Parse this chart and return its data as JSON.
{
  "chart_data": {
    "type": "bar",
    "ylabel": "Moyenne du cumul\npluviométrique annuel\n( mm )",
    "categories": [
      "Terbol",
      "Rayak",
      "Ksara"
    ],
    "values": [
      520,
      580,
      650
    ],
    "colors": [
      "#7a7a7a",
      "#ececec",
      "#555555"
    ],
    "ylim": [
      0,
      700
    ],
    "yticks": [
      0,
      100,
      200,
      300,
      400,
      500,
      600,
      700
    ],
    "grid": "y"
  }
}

▸ Task requirements
Repeat every line of the data, exactly and in full.

▸ Exercise result
Parse this chart and return its data as JSON.
{
  "chart_data": {
    "type": "bar",
    "ylabel": "Moyenne du cumul\npluviométrique annuel\n( mm )",
    "categories": [
      "Terbol",
      "Rayak",
      "Ksara"
    ],
    "values": [
      520,
      580,
      650
    ],
    "colors": [
      "#7a7a7a",
      "#ececec",
      "#555555"
    ],
    "ylim": [
      0,
      700
    ],
    "yticks": [
      0,
      100,
      200,
      300,
      400,
      500,
      600,
      700
    ],
    "grid": "y"
  }
}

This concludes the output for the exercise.